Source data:

-- begin --

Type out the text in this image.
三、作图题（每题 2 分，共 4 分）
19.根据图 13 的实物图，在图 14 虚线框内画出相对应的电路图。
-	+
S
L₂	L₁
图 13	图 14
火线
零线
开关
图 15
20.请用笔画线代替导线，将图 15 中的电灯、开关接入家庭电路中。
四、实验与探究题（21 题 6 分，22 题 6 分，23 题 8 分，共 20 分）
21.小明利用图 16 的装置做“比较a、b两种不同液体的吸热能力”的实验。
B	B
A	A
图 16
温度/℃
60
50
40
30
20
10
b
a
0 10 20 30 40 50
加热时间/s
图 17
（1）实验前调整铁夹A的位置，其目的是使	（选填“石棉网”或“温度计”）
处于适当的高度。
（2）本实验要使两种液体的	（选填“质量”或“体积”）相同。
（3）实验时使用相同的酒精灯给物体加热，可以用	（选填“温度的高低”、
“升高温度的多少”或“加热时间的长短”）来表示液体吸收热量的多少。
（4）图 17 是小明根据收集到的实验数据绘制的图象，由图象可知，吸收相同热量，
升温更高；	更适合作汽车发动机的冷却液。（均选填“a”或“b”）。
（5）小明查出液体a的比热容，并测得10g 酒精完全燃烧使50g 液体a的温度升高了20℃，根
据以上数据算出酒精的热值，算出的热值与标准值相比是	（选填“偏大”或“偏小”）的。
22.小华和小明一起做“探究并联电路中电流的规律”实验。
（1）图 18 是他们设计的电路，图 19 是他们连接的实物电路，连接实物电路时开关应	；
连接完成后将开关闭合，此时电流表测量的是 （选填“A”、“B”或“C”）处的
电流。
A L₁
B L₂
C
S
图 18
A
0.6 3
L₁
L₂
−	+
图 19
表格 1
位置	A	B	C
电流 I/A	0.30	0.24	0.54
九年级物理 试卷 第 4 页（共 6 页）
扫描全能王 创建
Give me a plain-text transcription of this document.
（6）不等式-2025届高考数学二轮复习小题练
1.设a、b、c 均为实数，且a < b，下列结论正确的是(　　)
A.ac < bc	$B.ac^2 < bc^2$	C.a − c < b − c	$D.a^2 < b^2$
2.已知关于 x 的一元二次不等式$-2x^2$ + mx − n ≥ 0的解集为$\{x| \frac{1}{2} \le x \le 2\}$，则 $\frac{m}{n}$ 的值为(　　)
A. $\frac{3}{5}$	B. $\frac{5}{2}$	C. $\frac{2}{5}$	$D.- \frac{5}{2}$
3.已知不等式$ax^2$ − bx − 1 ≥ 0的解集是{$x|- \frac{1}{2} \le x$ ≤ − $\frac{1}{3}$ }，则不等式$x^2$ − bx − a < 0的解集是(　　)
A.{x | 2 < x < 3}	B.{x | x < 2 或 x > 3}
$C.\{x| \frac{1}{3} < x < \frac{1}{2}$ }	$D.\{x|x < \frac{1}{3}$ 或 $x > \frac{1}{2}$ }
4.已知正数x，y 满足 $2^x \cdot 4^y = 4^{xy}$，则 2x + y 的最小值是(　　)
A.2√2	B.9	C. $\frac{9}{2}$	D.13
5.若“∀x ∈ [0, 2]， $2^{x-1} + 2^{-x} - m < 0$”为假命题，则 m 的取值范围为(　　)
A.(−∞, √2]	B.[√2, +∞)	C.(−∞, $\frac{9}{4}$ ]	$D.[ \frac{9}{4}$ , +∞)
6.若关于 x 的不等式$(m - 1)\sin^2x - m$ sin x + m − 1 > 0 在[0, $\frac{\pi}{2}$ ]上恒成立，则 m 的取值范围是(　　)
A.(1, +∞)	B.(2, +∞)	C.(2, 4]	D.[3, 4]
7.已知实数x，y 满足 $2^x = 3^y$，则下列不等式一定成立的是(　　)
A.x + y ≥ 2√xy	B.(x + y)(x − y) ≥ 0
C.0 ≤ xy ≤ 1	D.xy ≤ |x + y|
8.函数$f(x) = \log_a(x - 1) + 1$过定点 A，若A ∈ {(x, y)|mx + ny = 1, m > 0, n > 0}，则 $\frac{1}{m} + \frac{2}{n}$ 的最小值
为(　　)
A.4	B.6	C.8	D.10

-- end --

* [Task brief]
Restate the records, all of them, precisely as written.

* [Finished task]
Type out the text in this image.
三、作图题（每题 2 分，共 4 分）
19.根据图 13 的实物图，在图 14 虚线框内画出相对应的电路图。
-	+
S
L₂	L₁
图 13	图 14
火线
零线
开关
图 15
20.请用笔画线代替导线，将图 15 中的电灯、开关接入家庭电路中。
四、实验与探究题（21 题 6 分，22 题 6 分，23 题 8 分，共 20 分）
21.小明利用图 16 的装置做“比较a、b两种不同液体的吸热能力”的实验。
B	B
A	A
图 16
温度/℃
60
50
40
30
20
10
b
a
0 10 20 30 40 50
加热时间/s
图 17
（1）实验前调整铁夹A的位置，其目的是使	（选填“石棉网”或“温度计”）
处于适当的高度。
（2）本实验要使两种液体的	（选填“质量”或“体积”）相同。
（3）实验时使用相同的酒精灯给物体加热，可以用	（选填“温度的高低”、
“升高温度的多少”或“加热时间的长短”）来表示液体吸收热量的多少。
（4）图 17 是小明根据收集到的实验数据绘制的图象，由图象可知，吸收相同热量，
升温更高；	更适合作汽车发动机的冷却液。（均选填“a”或“b”）。
（5）小明查出液体a的比热容，并测得10g 酒精完全燃烧使50g 液体a的温度升高了20℃，根
据以上数据算出酒精的热值，算出的热值与标准值相比是	（选填“偏大”或“偏小”）的。
22.小华和小明一起做“探究并联电路中电流的规律”实验。
（1）图 18 是他们设计的电路，图 19 是他们连接的实物电路，连接实物电路时开关应	；
连接完成后将开关闭合，此时电流表测量的是 （选填“A”、“B”或“C”）处的
电流。
A L₁
B L₂
C
S
图 18
A
0.6 3
L₁
L₂
−	+
图 19
表格 1
位置	A	B	C
电流 I/A	0.30	0.24	0.54
九年级物理 试卷 第 4 页（共 6 页）
扫描全能王 创建
Give me a plain-text transcription of this document.
（6）不等式-2025届高考数学二轮复习小题练
1.设a、b、c 均为实数，且a < b，下列结论正确的是(　　)
A.ac < bc	$B.ac^2 < bc^2$	C.a − c < b − c	$D.a^2 < b^2$
2.已知关于 x 的一元二次不等式$-2x^2$ + mx − n ≥ 0的解集为$\{x| \frac{1}{2} \le x \le 2\}$，则 $\frac{m}{n}$ 的值为(　　)
A. $\frac{3}{5}$	B. $\frac{5}{2}$	C. $\frac{2}{5}$	$D.- \frac{5}{2}$
3.已知不等式$ax^2$ − bx − 1 ≥ 0的解集是{$x|- \frac{1}{2} \le x$ ≤ − $\frac{1}{3}$ }，则不等式$x^2$ − bx − a < 0的解集是(　　)
A.{x | 2 < x < 3}	B.{x | x < 2 或 x > 3}
$C.\{x| \frac{1}{3} < x < \frac{1}{2}$ }	$D.\{x|x < \frac{1}{3}$ 或 $x > \frac{1}{2}$ }
4.已知正数x，y 满足 $2^x \cdot 4^y = 4^{xy}$，则 2x + y 的最小值是(　　)
A.2√2	B.9	C. $\frac{9}{2}$	D.13
5.若“∀x ∈ [0, 2]， $2^{x-1} + 2^{-x} - m < 0$”为假命题，则 m 的取值范围为(　　)
A.(−∞, √2]	B.[√2, +∞)	C.(−∞, $\frac{9}{4}$ ]	$D.[ \frac{9}{4}$ , +∞)
6.若关于 x 的不等式$(m - 1)\sin^2x - m$ sin x + m − 1 > 0 在[0, $\frac{\pi}{2}$ ]上恒成立，则 m 的取值范围是(　　)
A.(1, +∞)	B.(2, +∞)	C.(2, 4]	D.[3, 4]
7.已知实数x，y 满足 $2^x = 3^y$，则下列不等式一定成立的是(　　)
A.x + y ≥ 2√xy	B.(x + y)(x − y) ≥ 0
C.0 ≤ xy ≤ 1	D.xy ≤ |x + y|
8.函数$f(x) = \log_a(x - 1) + 1$过定点 A，若A ∈ {(x, y)|mx + ny = 1, m > 0, n > 0}，则 $\frac{1}{m} + \frac{2}{n}$ 的最小值
为(　　)
A.4	B.6	C.8	D.10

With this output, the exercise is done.